THE EXERCISE ::
Copy every line of the listing exactly.

--- begin RECORD SET ---

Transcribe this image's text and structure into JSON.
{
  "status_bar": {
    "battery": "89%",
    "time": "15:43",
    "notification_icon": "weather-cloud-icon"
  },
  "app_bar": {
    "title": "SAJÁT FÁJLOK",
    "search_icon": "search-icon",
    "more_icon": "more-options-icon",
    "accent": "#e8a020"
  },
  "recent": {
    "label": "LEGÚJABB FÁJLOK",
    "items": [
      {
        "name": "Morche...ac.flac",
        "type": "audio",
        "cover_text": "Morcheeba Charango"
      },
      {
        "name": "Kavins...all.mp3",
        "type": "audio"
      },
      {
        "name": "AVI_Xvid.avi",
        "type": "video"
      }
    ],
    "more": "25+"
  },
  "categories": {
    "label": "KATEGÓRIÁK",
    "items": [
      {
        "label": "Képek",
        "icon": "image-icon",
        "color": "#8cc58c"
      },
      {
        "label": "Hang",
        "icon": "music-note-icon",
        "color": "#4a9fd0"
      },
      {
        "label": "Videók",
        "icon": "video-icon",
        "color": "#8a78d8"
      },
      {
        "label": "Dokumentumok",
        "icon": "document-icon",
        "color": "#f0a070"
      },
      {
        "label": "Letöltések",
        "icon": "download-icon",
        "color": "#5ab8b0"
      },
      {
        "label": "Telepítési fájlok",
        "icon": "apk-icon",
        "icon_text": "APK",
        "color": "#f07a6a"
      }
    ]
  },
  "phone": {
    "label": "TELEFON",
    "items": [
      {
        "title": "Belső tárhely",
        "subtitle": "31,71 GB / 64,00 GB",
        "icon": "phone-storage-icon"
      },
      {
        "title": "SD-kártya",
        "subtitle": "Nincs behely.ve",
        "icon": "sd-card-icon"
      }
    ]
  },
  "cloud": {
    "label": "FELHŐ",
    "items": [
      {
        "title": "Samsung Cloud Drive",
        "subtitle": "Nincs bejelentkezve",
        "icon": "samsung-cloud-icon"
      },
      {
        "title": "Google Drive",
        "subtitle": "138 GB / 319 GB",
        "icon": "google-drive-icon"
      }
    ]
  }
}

--- end RECORD SET ---

FULL ANSWER ::
Transcribe this image's text and structure into JSON.
{
  "status_bar": {
    "battery": "89%",
    "time": "15:43",
    "notification_icon": "weather-cloud-icon"
  },
  "app_bar": {
    "title": "SAJÁT FÁJLOK",
    "search_icon": "search-icon",
    "more_icon": "more-options-icon",
    "accent": "#e8a020"
  },
  "recent": {
    "label": "LEGÚJABB FÁJLOK",
    "items": [
      {
        "name": "Morche...ac.flac",
        "type": "audio",
        "cover_text": "Morcheeba Charango"
      },
      {
        "name": "Kavins...all.mp3",
        "type": "audio"
      },
      {
        "name": "AVI_Xvid.avi",
        "type": "video"
      }
    ],
    "more": "25+"
  },
  "categories": {
    "label": "KATEGÓRIÁK",
    "items": [
      {
        "label": "Képek",
        "icon": "image-icon",
        "color": "#8cc58c"
      },
      {
        "label": "Hang",
        "icon": "music-note-icon",
        "color": "#4a9fd0"
      },
      {
        "label": "Videók",
        "icon": "video-icon",
        "color": "#8a78d8"
      },
      {
        "label": "Dokumentumok",
        "icon": "document-icon",
        "color": "#f0a070"
      },
      {
        "label": "Letöltések",
        "icon": "download-icon",
        "color": "#5ab8b0"
      },
      {
        "label": "Telepítési fájlok",
        "icon": "apk-icon",
        "icon_text": "APK",
        "color": "#f07a6a"
      }
    ]
  },
  "phone": {
    "label": "TELEFON",
    "items": [
      {
        "title": "Belső tárhely",
        "subtitle": "31,71 GB / 64,00 GB",
        "icon": "phone-storage-icon"
      },
      {
        "title": "SD-kártya",
        "subtitle": "Nincs behely.ve",
        "icon": "sd-card-icon"
      }
    ]
  },
  "cloud": {
    "label": "FELHŐ",
    "items": [
      {
        "title": "Samsung Cloud Drive",
        "subtitle": "Nincs bejelentkezve",
        "icon": "samsung-cloud-icon"
      },
      {
        "title": "Google Drive",
        "subtitle": "138 GB / 319 GB",
        "icon": "google-drive-icon"
      }
    ]
  }
}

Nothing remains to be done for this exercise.